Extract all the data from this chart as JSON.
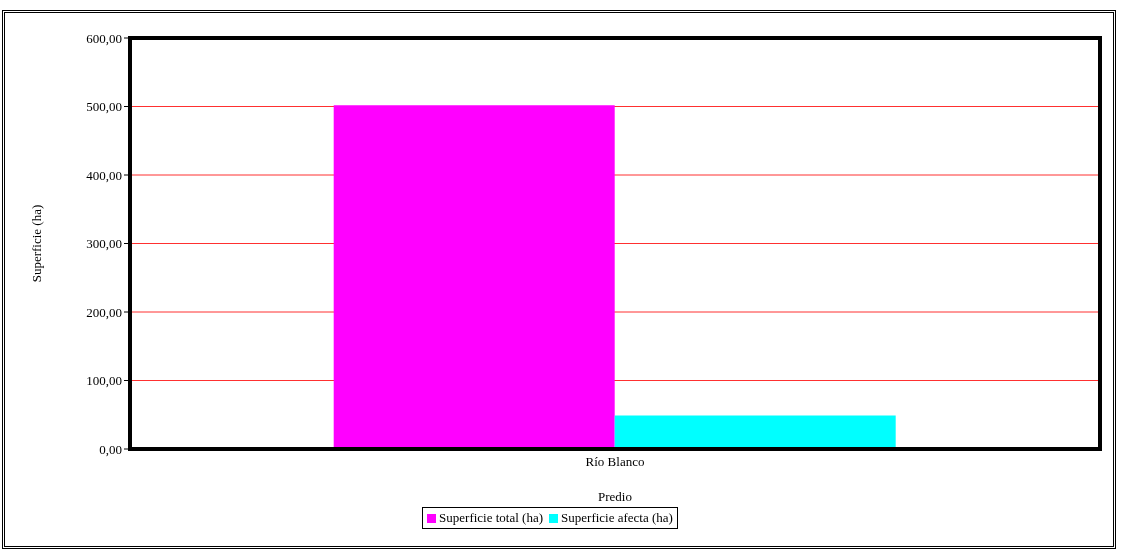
{
  "chart_data": {
    "type": "bar",
    "xlabel": "Predio",
    "ylabel": "Superficie (ha)",
    "categories": [
      "Río Blanco"
    ],
    "series": [
      {
        "name": "Superficie total (ha)",
        "color": "#ff00ff",
        "values": [
          502
        ]
      },
      {
        "name": "Superficie afecta (ha)",
        "color": "#00ffff",
        "values": [
          49
        ]
      }
    ],
    "ylim": [
      0,
      600
    ],
    "yticks": [
      {
        "value": 0,
        "label": "0,00"
      },
      {
        "value": 100,
        "label": "100,00"
      },
      {
        "value": 200,
        "label": "200,00"
      },
      {
        "value": 300,
        "label": "300,00"
      },
      {
        "value": 400,
        "label": "400,00"
      },
      {
        "value": 500,
        "label": "500,00"
      },
      {
        "value": 600,
        "label": "600,00"
      }
    ],
    "grid": "y",
    "legend": "bottom"
  }
}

....

**Instructions to follow:**
Make an exact copy of the data, leaving its pictures out.

**Result of this task:**
Extract all the data from this chart as JSON.
{
  "chart_data": {
    "type": "bar",
    "xlabel": "Predio",
    "ylabel": "Superficie (ha)",
    "categories": [
      "Río Blanco"
    ],
    "series": [
      {
        "name": "Superficie total (ha)",
        "color": "#ff00ff",
        "values": [
          502
        ]
      },
      {
        "name": "Superficie afecta (ha)",
        "color": "#00ffff",
        "values": [
          49
        ]
      }
    ],
    "ylim": [
      0,
      600
    ],
    "yticks": [
      {
        "value": 0,
        "label": "0,00"
      },
      {
        "value": 100,
        "label": "100,00"
      },
      {
        "value": 200,
        "label": "200,00"
      },
      {
        "value": 300,
        "label": "300,00"
      },
      {
        "value": 400,
        "label": "400,00"
      },
      {
        "value": 500,
        "label": "500,00"
      },
      {
        "value": 600,
        "label": "600,00"
      }
    ],
    "grid": "y",
    "legend": "bottom"
  }
}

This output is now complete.